Problem to work on :: Scan the data. Collect each line that contains the word "исследования".

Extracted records
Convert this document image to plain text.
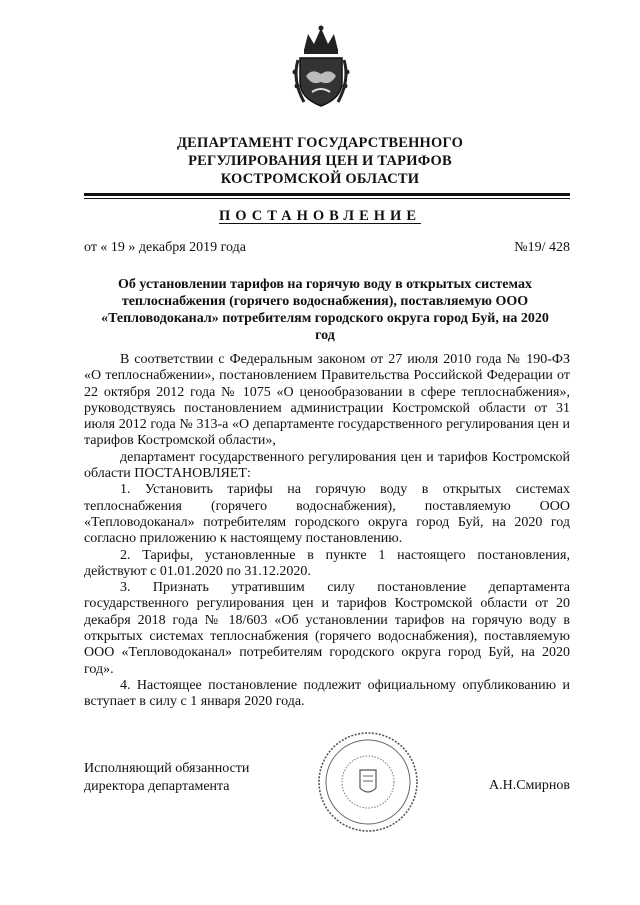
ДЕПАРТАМЕНТ ГОСУДАРСТВЕННОГО
РЕГУЛИРОВАНИЯ ЦЕН И ТАРИФОВ
КОСТРОМСКОЙ ОБЛАСТИ
ПОСТАНОВЛЕНИЕ
от « 19 » декабря 2019 года	№19/ 428
Об установлении тарифов на горячую воду в открытых системах теплоснабжения (горячего водоснабжения), поставляемую ООО «Тепловодоканал» потребителям городского округа город Буй, на 2020 год

В соответствии с Федеральным законом от 27 июля 2010 года № 190-ФЗ «О теплоснабжении», постановлением Правительства Российской Федерации от 22 октября 2012 года № 1075 «О ценообразовании в сфере теплоснабжения», руководствуясь постановлением администрации Костромской области от 31 июля 2012 года № 313-а «О департаменте государственного регулирования цен и тарифов Костромской области»,

департамент государственного регулирования цен и тарифов Костромской области ПОСТАНОВЛЯЕТ:

1. Установить тарифы на горячую воду в открытых системах теплоснабжения (горячего водоснабжения), поставляемую ООО «Тепловодоканал» потребителям городского округа город Буй, на 2020 год согласно приложению к настоящему постановлению.

2. Тарифы, установленные в пункте 1 настоящего постановления, действуют с 01.01.2020 по 31.12.2020.

3. Признать утратившим силу постановление департамента государственного регулирования цен и тарифов Костромской области от 20 декабря 2018 года № 18/603 «Об установлении тарифов на горячую воду в открытых системах теплоснабжения (горячего водоснабжения), поставляемую ООО «Тепловодоканал» потребителям городского округа город Буй, на 2020 год».

4. Настоящее постановление подлежит официальному опубликованию и вступает в силу с 1 января 2020 года.

Исполняющий обязанности
директора департамента	А.Н.Смирнов
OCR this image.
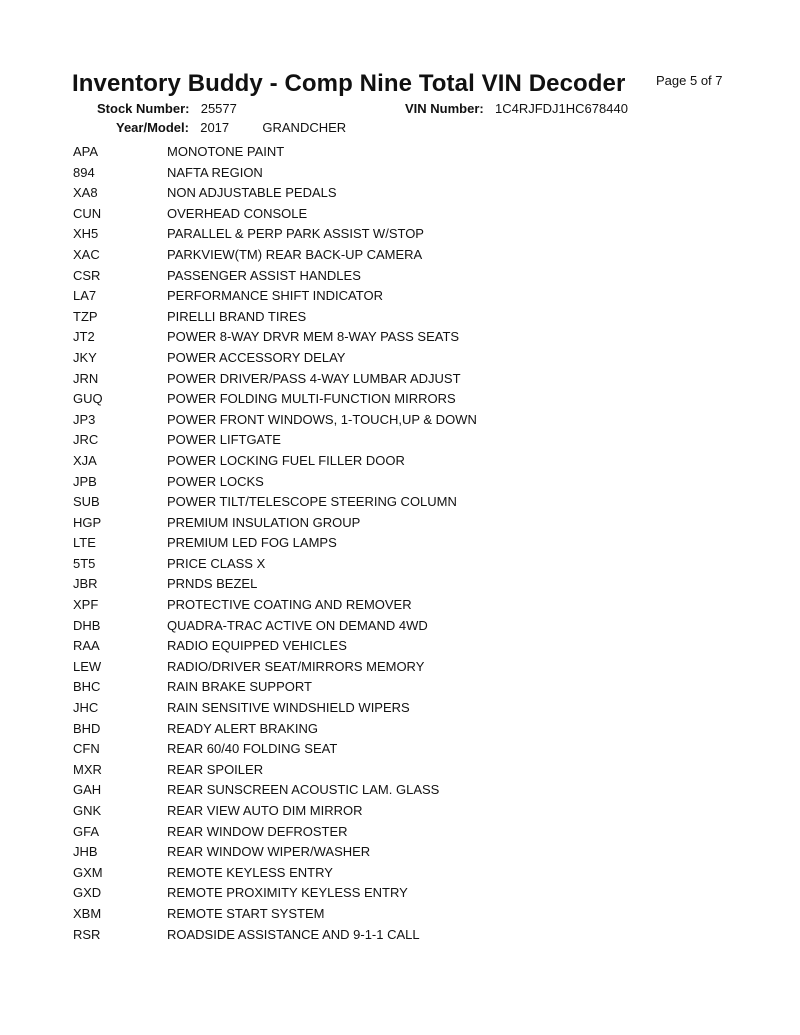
Inventory Buddy - Comp Nine Total VIN Decoder Page 5 of 7
Stock Number: 25577	VIN Number: 1C4RJFDJ1HC678440
Year/Model: 2017	GRANDCHER
APA	MONOTONE PAINT
894	NAFTA REGION
XA8	NON ADJUSTABLE PEDALS
CUN	OVERHEAD CONSOLE
XH5	PARALLEL & PERP PARK ASSIST W/STOP
XAC	PARKVIEW(TM) REAR BACK-UP CAMERA
CSR	PASSENGER ASSIST HANDLES
LA7	PERFORMANCE SHIFT INDICATOR
TZP	PIRELLI BRAND TIRES
JT2	POWER 8-WAY DRVR MEM 8-WAY PASS SEATS
JKY	POWER ACCESSORY DELAY
JRN	POWER DRIVER/PASS 4-WAY LUMBAR ADJUST
GUQ	POWER FOLDING MULTI-FUNCTION MIRRORS
JP3	POWER FRONT WINDOWS, 1-TOUCH,UP & DOWN
JRC	POWER LIFTGATE
XJA	POWER LOCKING FUEL FILLER DOOR
JPB	POWER LOCKS
SUB	POWER TILT/TELESCOPE STEERING COLUMN
HGP	PREMIUM INSULATION GROUP
LTE	PREMIUM LED FOG LAMPS
5T5	PRICE CLASS X
JBR	PRNDS BEZEL
XPF	PROTECTIVE COATING AND REMOVER
DHB	QUADRA-TRAC ACTIVE ON DEMAND 4WD
RAA	RADIO EQUIPPED VEHICLES
LEW	RADIO/DRIVER SEAT/MIRRORS MEMORY
BHC	RAIN BRAKE SUPPORT
JHC	RAIN SENSITIVE WINDSHIELD WIPERS
BHD	READY ALERT BRAKING
CFN	REAR 60/40 FOLDING SEAT
MXR	REAR SPOILER
GAH	REAR SUNSCREEN ACOUSTIC LAM. GLASS
GNK	REAR VIEW AUTO DIM MIRROR
GFA	REAR WINDOW DEFROSTER
JHB	REAR WINDOW WIPER/WASHER
GXM	REMOTE KEYLESS ENTRY
GXD	REMOTE PROXIMITY KEYLESS ENTRY
XBM	REMOTE START SYSTEM
RSR	ROADSIDE ASSISTANCE AND 9-1-1 CALL
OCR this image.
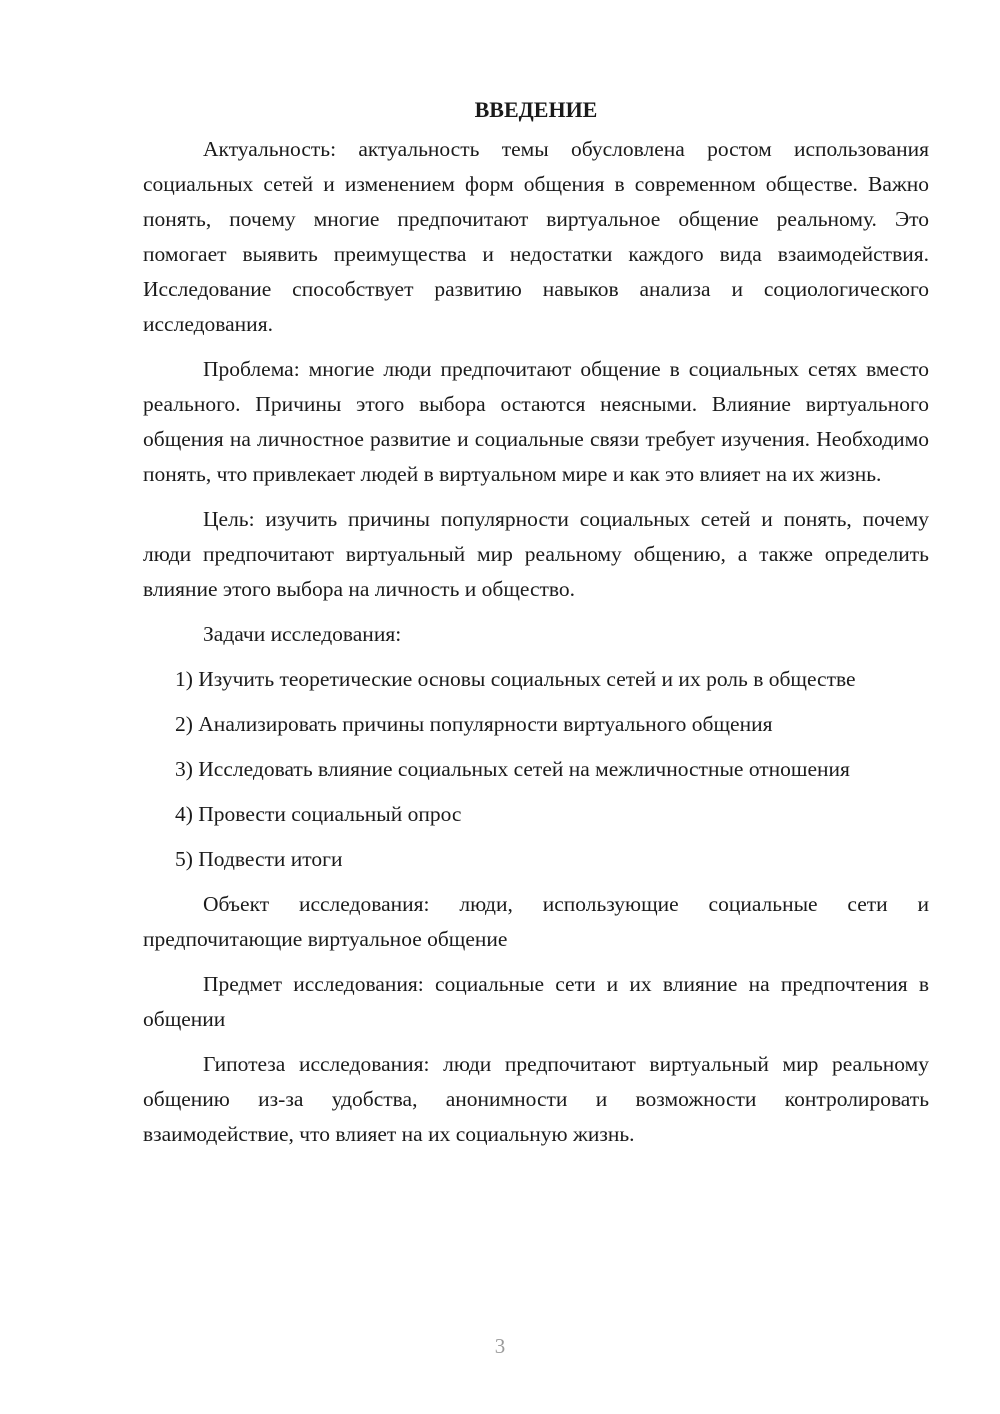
ВВЕДЕНИЕ

Актуальность: актуальность темы обусловлена ростом использования социальных сетей и изменением форм общения в современном обществе. Важно понять, почему многие предпочитают виртуальное общение реальному. Это помогает выявить преимущества и недостатки каждого вида взаимодействия. Исследование способствует развитию навыков анализа и социологического исследования.

Проблема: многие люди предпочитают общение в социальных сетях вместо реального. Причины этого выбора остаются неясными. Влияние виртуального общения на личностное развитие и социальные связи требует изучения. Необходимо понять, что привлекает людей в виртуальном мире и как это влияет на их жизнь.

Цель: изучить причины популярности социальных сетей и понять, почему люди предпочитают виртуальный мир реальному общению, а также определить влияние этого выбора на личность и общество.

Задачи исследования:

1) Изучить теоретические основы социальных сетей и их роль в обществе

2) Анализировать причины популярности виртуального общения

3) Исследовать влияние социальных сетей на межличностные отношения

4) Провести социальный опрос

5) Подвести итоги

Объект исследования: люди, использующие социальные сети и предпочитающие виртуальное общение

Предмет исследования: социальные сети и их влияние на предпочтения в общении

Гипотеза исследования: люди предпочитают виртуальный мир реальному общению из-за удобства, анонимности и возможности контролировать взаимодействие, что влияет на их социальную жизнь.

3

Correct answer ::
Актуальность: актуальность темы обусловлена ростом использования социальных сетей и изменением форм общения в современном обществе. Важно понять, почему многие предпочитают виртуальное общение реальному. Это помогает выявить преимущества и недостатки каждого вида взаимодействия. Исследование способствует развитию навыков анализа и социологического исследования.
Задачи исследования:
Объект исследования: люди, использующие социальные сети и предпочитающие виртуальное общение
Предмет исследования: социальные сети и их влияние на предпочтения в общении
Гипотеза исследования: люди предпочитают виртуальный мир реальному общению из-за удобства, анонимности и возможности контролировать взаимодействие, что влияет на их социальную жизнь.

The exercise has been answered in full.